- [Ausgewählter Auszug]:
_ _ _ _ _

Meine Frustration mit Paid Content am Beispiel des NewScientist

by Dirk Elsner on 9. November 2012

Es ist schon lange her, dass ich mich das letzte Mal etwas intensiver mit dem Thema “Paid Content” beschäftigt habe. Ich habe hier vor einigen Jahren einmal gestanden, dass ich bereit bin für Verlagsinhalte via. Netz zu bezahlen. Tatsächlich erhält man aber als Medienkonsument mehr als drei Jahre, gefühlte 500 Konferenzen und mehreren tausende Fachartikel zu dem Thema, kaum Gelegenheit dazu, selbst wenn man es möchte. Und wenn man die Möglichkeit hat, dann wird es so umständlich und/oder teuer gemacht, dass man kopfschüttelnd aufgibt. So ist es mir erneut ergangen.

_ _ _ _ _

- [Aufgabenliste]:
(1) Beantworte diese Fragen zum Beitrag über Paid Content:
(a) Am Beispiel welcher Publikation schildert der Beitrag seine Frustration?
(b) An welchem Datum wurde der Beitrag veröffentlicht?
(c) Wofür war der Verfasser nach eigenem Geständnis bereit zu bezahlen?
(2) Gib den Abschnitt des Beitrags über Paid Content zwischen "by Dirk Elsner" und "mir erneut ergangen." einschließlich wörtlich zurück.
(3) Warum gibt man laut dem Beitrag über Paid Content kopfschüttelnd auf, selbst wenn man die Möglichkeit zum Bezahlen hat?

- [Extrahierte Daten]:
_ _ _ _ _

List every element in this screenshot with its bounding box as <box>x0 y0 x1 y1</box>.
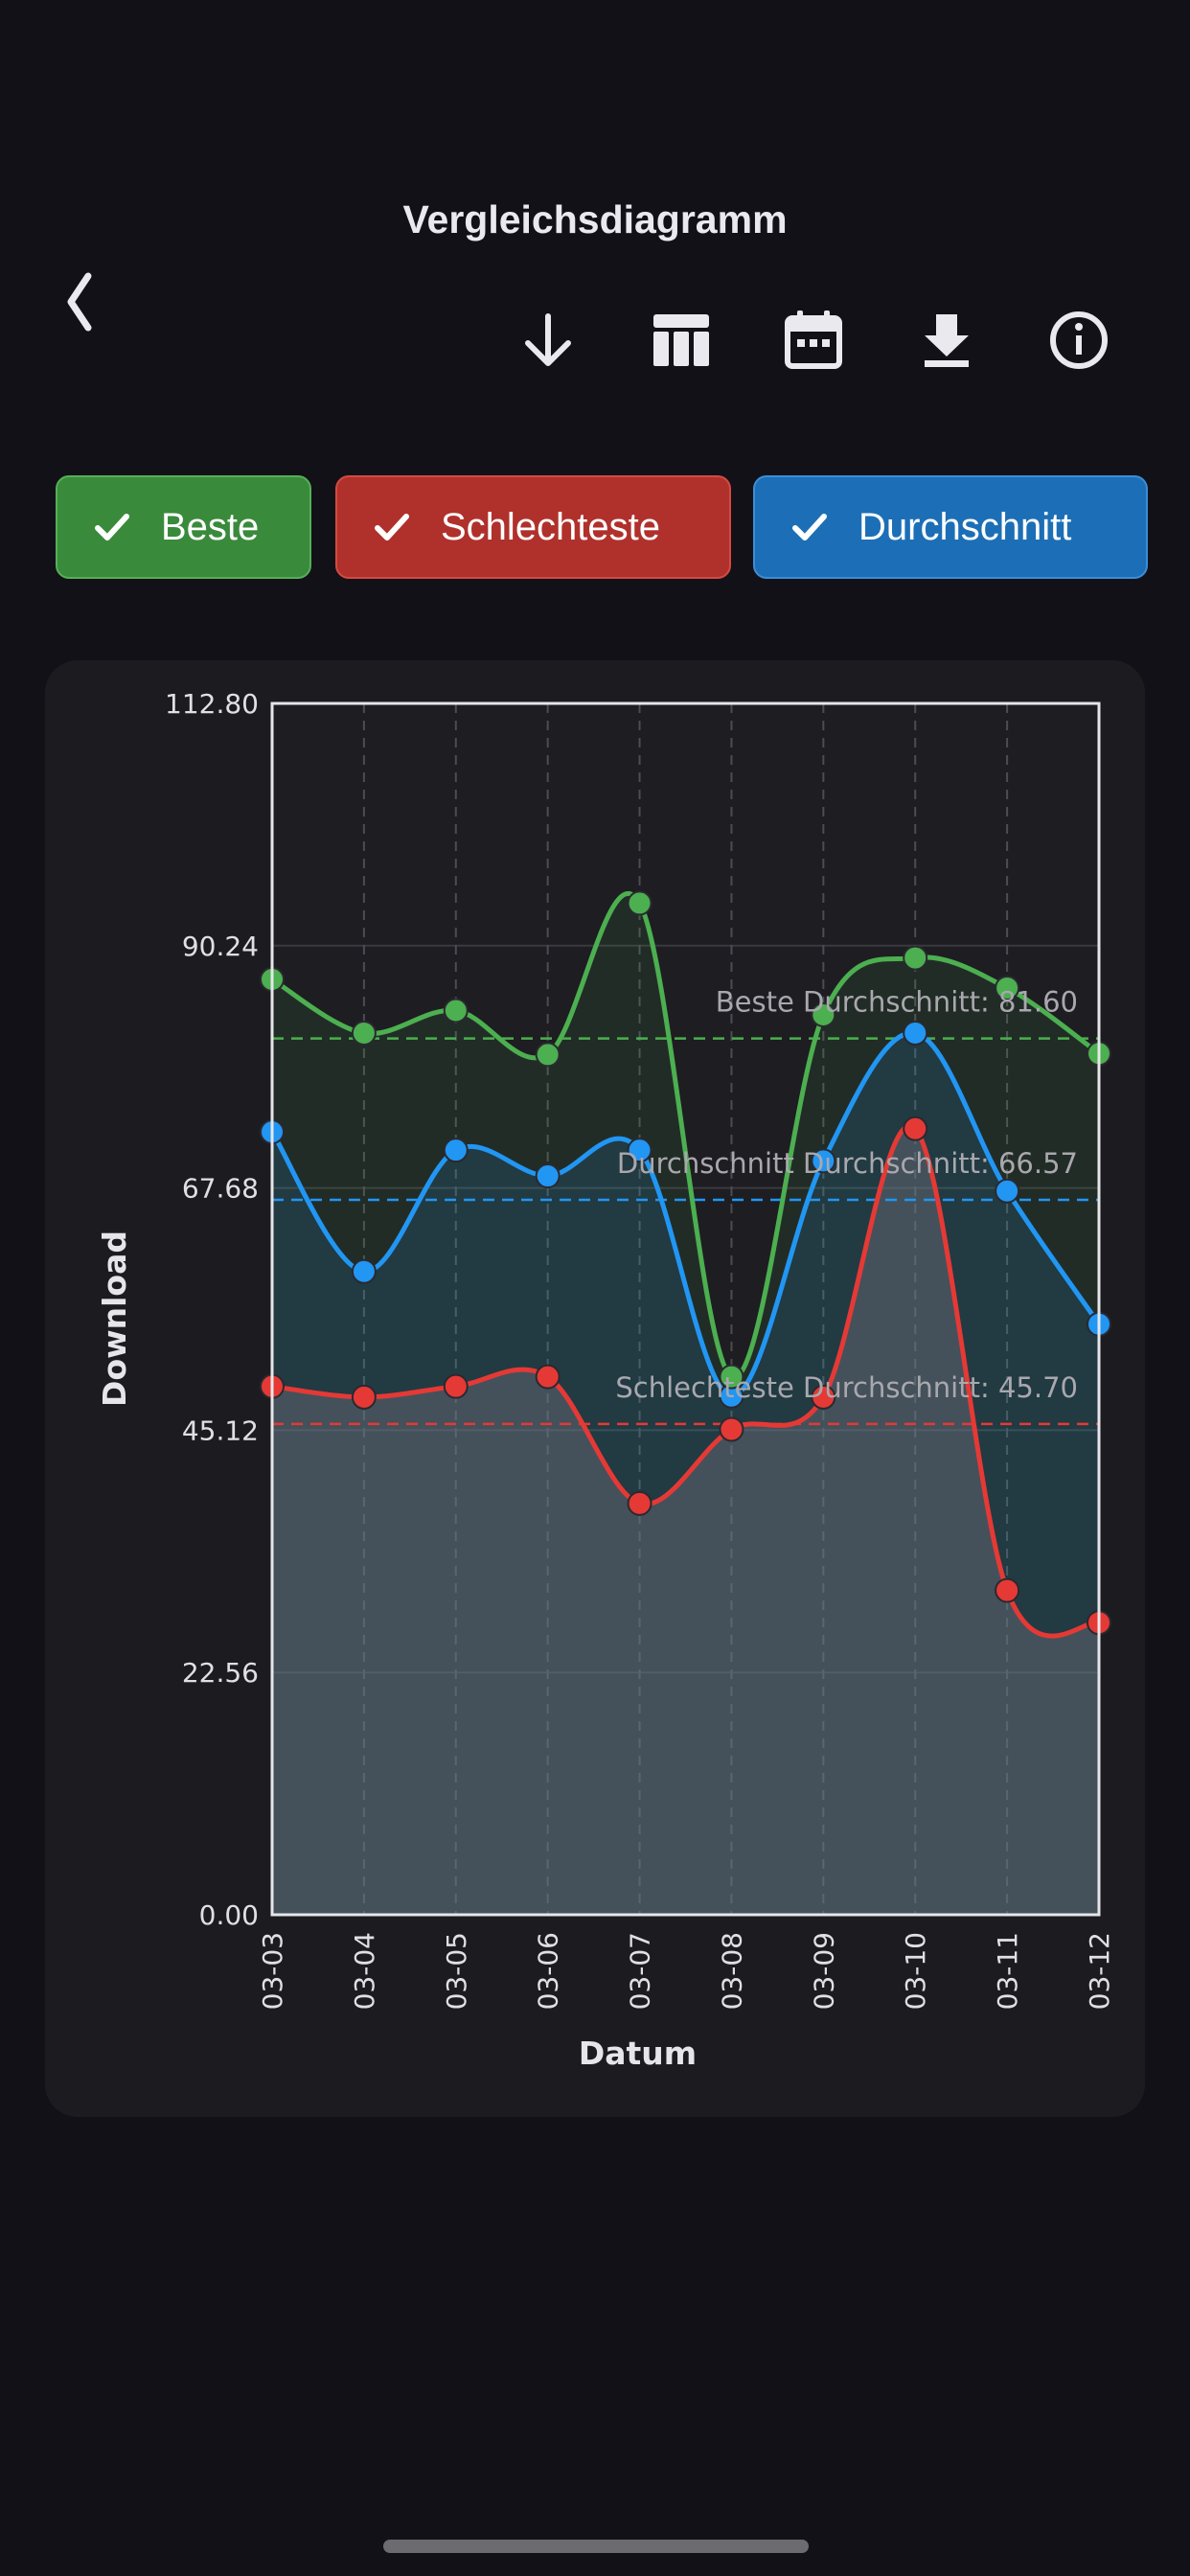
sort-down-arrow-icon[interactable] <box>516 309 580 372</box>
y-tick-label: 90.24 <box>182 931 259 962</box>
check-icon <box>375 514 409 540</box>
home-indicator <box>383 2540 809 2553</box>
data-point <box>443 1373 469 1399</box>
data-point <box>811 1384 836 1410</box>
average-label: Durchschnitt Durchschnitt: 66.57 <box>617 1147 1078 1180</box>
plot-border <box>270 702 1101 1917</box>
average-label: Schlechteste Durchschnitt: 45.70 <box>615 1371 1078 1404</box>
x-axis-title: Datum <box>579 2035 697 2072</box>
filter-chip-label: Schlechteste <box>441 505 661 548</box>
y-axis-title: Download <box>96 1230 133 1407</box>
table-icon[interactable] <box>650 309 713 372</box>
series-area <box>272 1125 1099 1915</box>
data-point <box>351 1258 377 1284</box>
chart-card: Beste Durchschnitt: 81.60 Durchschnitt Du… <box>45 660 1145 2117</box>
download-icon[interactable] <box>915 309 978 372</box>
data-point <box>811 1148 836 1174</box>
x-tick-label: 03-11 <box>992 1932 1023 2010</box>
x-tick-label: 03-04 <box>349 1932 380 2010</box>
data-point <box>443 1138 469 1163</box>
y-tick-label: 112.80 <box>165 688 259 720</box>
info-icon[interactable] <box>1047 309 1110 372</box>
data-point <box>351 1021 377 1046</box>
data-point <box>627 1490 652 1516</box>
data-point <box>903 1116 928 1141</box>
series-filter-bar: Beste Schlechteste Durchschnitt <box>0 475 1190 579</box>
x-tick-label: 03-03 <box>257 1932 288 2010</box>
data-point <box>995 1178 1020 1204</box>
data-point <box>535 1163 561 1189</box>
plot-area <box>272 703 1099 1915</box>
data-point <box>443 998 469 1024</box>
filter-chip-worst[interactable]: Schlechteste <box>335 475 731 579</box>
data-point <box>719 1364 744 1390</box>
chevron-left-icon[interactable] <box>54 270 111 334</box>
filter-chip-average[interactable]: Durchschnitt <box>753 475 1148 579</box>
y-tick-label: 22.56 <box>182 1657 259 1689</box>
filter-chip-best[interactable]: Beste <box>56 475 311 579</box>
x-tick-label: 03-05 <box>441 1932 472 2010</box>
data-point <box>627 1138 652 1163</box>
data-point <box>995 1577 1020 1603</box>
filter-chip-label: Beste <box>161 505 260 548</box>
x-tick-label: 03-12 <box>1084 1932 1115 2010</box>
x-tick-label: 03-07 <box>625 1932 656 2010</box>
x-tick-label: 03-09 <box>808 1932 839 2010</box>
data-point <box>535 1364 561 1390</box>
data-point <box>903 945 928 971</box>
data-point <box>719 1416 744 1442</box>
data-point <box>535 1042 561 1068</box>
series-line <box>269 1030 1102 1399</box>
check-icon <box>95 514 129 540</box>
y-tick-label: 45.12 <box>182 1414 259 1446</box>
data-point <box>627 890 652 916</box>
filter-chip-label: Durchschnitt <box>858 505 1072 548</box>
calendar-icon[interactable] <box>782 309 845 372</box>
data-point <box>351 1384 377 1410</box>
y-tick-label: 67.68 <box>182 1173 259 1205</box>
y-tick-label: 0.00 <box>199 1899 259 1931</box>
comparison-line-chart: Beste Durchschnitt: 81.60 Durchschnitt Du… <box>96 688 1115 2072</box>
check-icon <box>792 514 827 540</box>
x-tick-label: 03-08 <box>716 1932 747 2010</box>
data-point <box>995 975 1020 1000</box>
x-tick-label: 03-06 <box>533 1932 564 2010</box>
average-label: Beste Durchschnitt: 81.60 <box>716 986 1078 1019</box>
page-title: Vergleichsdiagramm <box>402 197 788 242</box>
data-point <box>903 1021 928 1046</box>
x-tick-label: 03-10 <box>900 1932 931 2010</box>
data-point <box>811 1001 836 1027</box>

_ _ _ _ _

- [Lösungen]:
(1)
(a) Am Beispiel des NewScientist.
(b) Am 9. November 2012.
(c) Für Verlagsinhalte via Netz.

(2)
by Dirk Elsner on 9. November 2012

Es ist schon lange her, dass ich mich das letzte Mal etwas intensiver mit dem Thema “Paid Content” beschäftigt habe. Ich habe hier vor einigen Jahren einmal gestanden, dass ich bereit bin für Verlagsinhalte via. Netz zu bezahlen. Tatsächlich erhält man aber als Medienkonsument mehr als drei Jahre, gefühlte 500 Konferenzen und mehreren tausende Fachartikel zu dem Thema, kaum Gelegenheit dazu, selbst wenn man es möchte. Und wenn man die Möglichkeit hat, dann wird es so umständlich und/oder teuer gemacht, dass man kopfschüttelnd aufgibt. So ist es mir erneut ergangen.

(3) Weil es dann so umständlich und/oder teuer gemacht wird, dass man aufgibt.